Figure dataset records
* START *

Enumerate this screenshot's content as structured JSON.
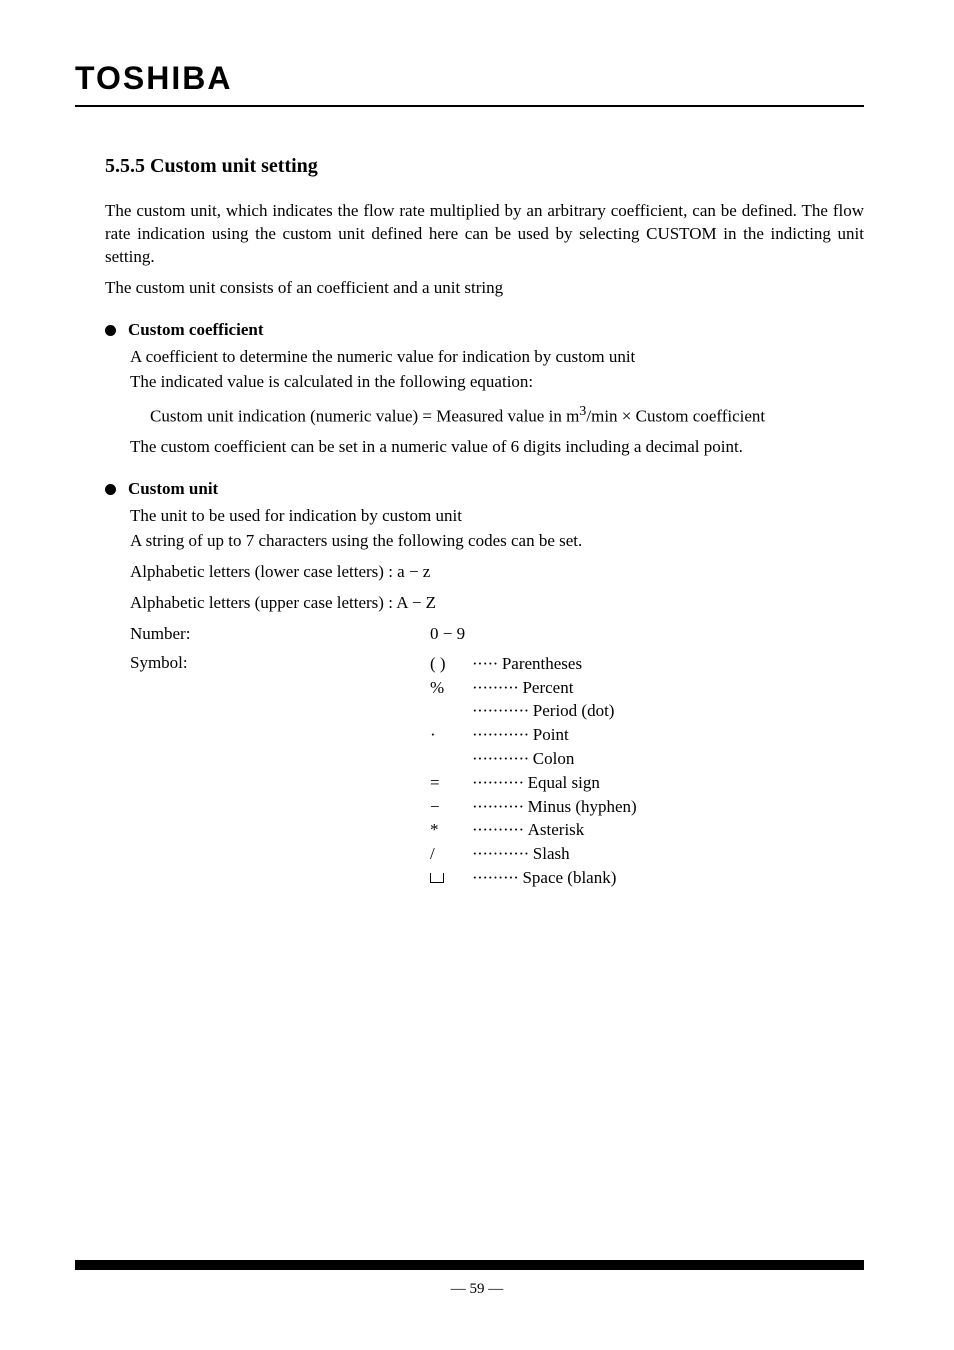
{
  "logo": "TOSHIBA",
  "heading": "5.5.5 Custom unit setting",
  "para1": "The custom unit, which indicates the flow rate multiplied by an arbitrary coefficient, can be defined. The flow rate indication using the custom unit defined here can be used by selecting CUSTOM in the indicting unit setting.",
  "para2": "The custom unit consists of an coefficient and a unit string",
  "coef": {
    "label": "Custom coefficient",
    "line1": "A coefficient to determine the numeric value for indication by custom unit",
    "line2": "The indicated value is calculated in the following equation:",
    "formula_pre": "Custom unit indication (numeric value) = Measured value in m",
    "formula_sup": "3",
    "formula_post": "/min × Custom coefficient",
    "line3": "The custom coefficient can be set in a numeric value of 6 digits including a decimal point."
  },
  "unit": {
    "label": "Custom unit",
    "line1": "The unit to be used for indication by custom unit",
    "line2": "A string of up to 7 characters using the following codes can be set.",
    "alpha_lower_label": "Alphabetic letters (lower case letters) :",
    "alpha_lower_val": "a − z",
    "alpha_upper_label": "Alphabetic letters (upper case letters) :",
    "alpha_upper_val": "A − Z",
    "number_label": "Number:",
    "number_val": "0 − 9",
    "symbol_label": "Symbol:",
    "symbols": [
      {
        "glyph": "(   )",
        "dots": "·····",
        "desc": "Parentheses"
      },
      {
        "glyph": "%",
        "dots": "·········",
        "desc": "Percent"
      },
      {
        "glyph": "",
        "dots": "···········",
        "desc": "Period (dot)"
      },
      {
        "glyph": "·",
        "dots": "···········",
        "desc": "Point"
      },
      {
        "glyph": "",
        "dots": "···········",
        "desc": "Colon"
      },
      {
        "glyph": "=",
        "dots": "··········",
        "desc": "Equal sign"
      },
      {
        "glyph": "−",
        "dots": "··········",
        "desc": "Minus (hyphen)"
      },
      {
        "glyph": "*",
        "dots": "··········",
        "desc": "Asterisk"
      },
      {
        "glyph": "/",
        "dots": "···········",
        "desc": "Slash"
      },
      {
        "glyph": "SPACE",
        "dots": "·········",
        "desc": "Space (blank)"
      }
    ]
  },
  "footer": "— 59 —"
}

* END *

**Task prompt:** Quote every entry exactly, with the pictures omitted.

**Expected answer:**
Enumerate this screenshot's content as structured JSON.
{
  "logo": "TOSHIBA",
  "heading": "5.5.5 Custom unit setting",
  "para1": "The custom unit, which indicates the flow rate multiplied by an arbitrary coefficient, can be defined. The flow rate indication using the custom unit defined here can be used by selecting CUSTOM in the indicting unit setting.",
  "para2": "The custom unit consists of an coefficient and a unit string",
  "coef": {
    "label": "Custom coefficient",
    "line1": "A coefficient to determine the numeric value for indication by custom unit",
    "line2": "The indicated value is calculated in the following equation:",
    "formula_pre": "Custom unit indication (numeric value) = Measured value in m",
    "formula_sup": "3",
    "formula_post": "/min × Custom coefficient",
    "line3": "The custom coefficient can be set in a numeric value of 6 digits including a decimal point."
  },
  "unit": {
    "label": "Custom unit",
    "line1": "The unit to be used for indication by custom unit",
    "line2": "A string of up to 7 characters using the following codes can be set.",
    "alpha_lower_label": "Alphabetic letters (lower case letters) :",
    "alpha_lower_val": "a − z",
    "alpha_upper_label": "Alphabetic letters (upper case letters) :",
    "alpha_upper_val": "A − Z",
    "number_label": "Number:",
    "number_val": "0 − 9",
    "symbol_label": "Symbol:",
    "symbols": [
      {
        "glyph": "(   )",
        "dots": "·····",
        "desc": "Parentheses"
      },
      {
        "glyph": "%",
        "dots": "·········",
        "desc": "Percent"
      },
      {
        "glyph": "",
        "dots": "···········",
        "desc": "Period (dot)"
      },
      {
        "glyph": "·",
        "dots": "···········",
        "desc": "Point"
      },
      {
        "glyph": "",
        "dots": "···········",
        "desc": "Colon"
      },
      {
        "glyph": "=",
        "dots": "··········",
        "desc": "Equal sign"
      },
      {
        "glyph": "−",
        "dots": "··········",
        "desc": "Minus (hyphen)"
      },
      {
        "glyph": "*",
        "dots": "··········",
        "desc": "Asterisk"
      },
      {
        "glyph": "/",
        "dots": "···········",
        "desc": "Slash"
      },
      {
        "glyph": "SPACE",
        "dots": "·········",
        "desc": "Space (blank)"
      }
    ]
  },
  "footer": "— 59 —"
}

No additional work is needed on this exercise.